───── Material ─────

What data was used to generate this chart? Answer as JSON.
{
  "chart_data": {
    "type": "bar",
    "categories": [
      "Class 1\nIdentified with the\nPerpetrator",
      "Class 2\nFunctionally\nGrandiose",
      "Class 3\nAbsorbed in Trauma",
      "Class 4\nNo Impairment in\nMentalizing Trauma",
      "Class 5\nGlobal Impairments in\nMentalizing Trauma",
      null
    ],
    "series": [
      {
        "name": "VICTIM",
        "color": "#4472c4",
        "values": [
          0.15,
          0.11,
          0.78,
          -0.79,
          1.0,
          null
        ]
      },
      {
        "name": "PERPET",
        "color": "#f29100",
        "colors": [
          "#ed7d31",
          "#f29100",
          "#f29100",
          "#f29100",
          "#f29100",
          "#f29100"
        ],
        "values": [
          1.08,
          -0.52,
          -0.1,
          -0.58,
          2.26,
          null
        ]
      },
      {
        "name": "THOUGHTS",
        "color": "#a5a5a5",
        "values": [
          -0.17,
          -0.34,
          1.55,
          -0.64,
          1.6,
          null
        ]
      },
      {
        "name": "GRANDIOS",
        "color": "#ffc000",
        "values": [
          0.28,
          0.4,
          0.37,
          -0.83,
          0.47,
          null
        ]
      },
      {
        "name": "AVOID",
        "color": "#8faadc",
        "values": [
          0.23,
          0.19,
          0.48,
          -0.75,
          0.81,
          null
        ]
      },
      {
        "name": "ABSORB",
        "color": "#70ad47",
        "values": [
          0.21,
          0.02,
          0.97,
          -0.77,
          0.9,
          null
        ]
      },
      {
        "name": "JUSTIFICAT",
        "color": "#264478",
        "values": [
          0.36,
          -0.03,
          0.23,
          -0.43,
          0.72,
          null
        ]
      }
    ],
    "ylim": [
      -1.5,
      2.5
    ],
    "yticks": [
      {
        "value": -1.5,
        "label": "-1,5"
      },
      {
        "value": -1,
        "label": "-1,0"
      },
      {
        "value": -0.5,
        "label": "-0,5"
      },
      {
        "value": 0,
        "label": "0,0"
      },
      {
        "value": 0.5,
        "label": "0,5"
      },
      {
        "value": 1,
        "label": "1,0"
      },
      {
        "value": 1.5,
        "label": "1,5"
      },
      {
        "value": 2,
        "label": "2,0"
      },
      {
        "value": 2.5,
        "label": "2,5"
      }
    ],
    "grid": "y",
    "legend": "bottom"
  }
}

─────

◆ **What you have to do**: Each line of the material above needs to be quoted exactly, please.

◆ **Task answer**:
What data was used to generate this chart? Answer as JSON.
{
  "chart_data": {
    "type": "bar",
    "categories": [
      "Class 1\nIdentified with the\nPerpetrator",
      "Class 2\nFunctionally\nGrandiose",
      "Class 3\nAbsorbed in Trauma",
      "Class 4\nNo Impairment in\nMentalizing Trauma",
      "Class 5\nGlobal Impairments in\nMentalizing Trauma",
      null
    ],
    "series": [
      {
        "name": "VICTIM",
        "color": "#4472c4",
        "values": [
          0.15,
          0.11,
          0.78,
          -0.79,
          1.0,
          null
        ]
      },
      {
        "name": "PERPET",
        "color": "#f29100",
        "colors": [
          "#ed7d31",
          "#f29100",
          "#f29100",
          "#f29100",
          "#f29100",
          "#f29100"
        ],
        "values": [
          1.08,
          -0.52,
          -0.1,
          -0.58,
          2.26,
          null
        ]
      },
      {
        "name": "THOUGHTS",
        "color": "#a5a5a5",
        "values": [
          -0.17,
          -0.34,
          1.55,
          -0.64,
          1.6,
          null
        ]
      },
      {
        "name": "GRANDIOS",
        "color": "#ffc000",
        "values": [
          0.28,
          0.4,
          0.37,
          -0.83,
          0.47,
          null
        ]
      },
      {
        "name": "AVOID",
        "color": "#8faadc",
        "values": [
          0.23,
          0.19,
          0.48,
          -0.75,
          0.81,
          null
        ]
      },
      {
        "name": "ABSORB",
        "color": "#70ad47",
        "values": [
          0.21,
          0.02,
          0.97,
          -0.77,
          0.9,
          null
        ]
      },
      {
        "name": "JUSTIFICAT",
        "color": "#264478",
        "values": [
          0.36,
          -0.03,
          0.23,
          -0.43,
          0.72,
          null
        ]
      }
    ],
    "ylim": [
      -1.5,
      2.5
    ],
    "yticks": [
      {
        "value": -1.5,
        "label": "-1,5"
      },
      {
        "value": -1,
        "label": "-1,0"
      },
      {
        "value": -0.5,
        "label": "-0,5"
      },
      {
        "value": 0,
        "label": "0,0"
      },
      {
        "value": 0.5,
        "label": "0,5"
      },
      {
        "value": 1,
        "label": "1,0"
      },
      {
        "value": 1.5,
        "label": "1,5"
      },
      {
        "value": 2,
        "label": "2,0"
      },
      {
        "value": 2.5,
        "label": "2,5"
      }
    ],
    "grid": "y",
    "legend": "bottom"
  }
}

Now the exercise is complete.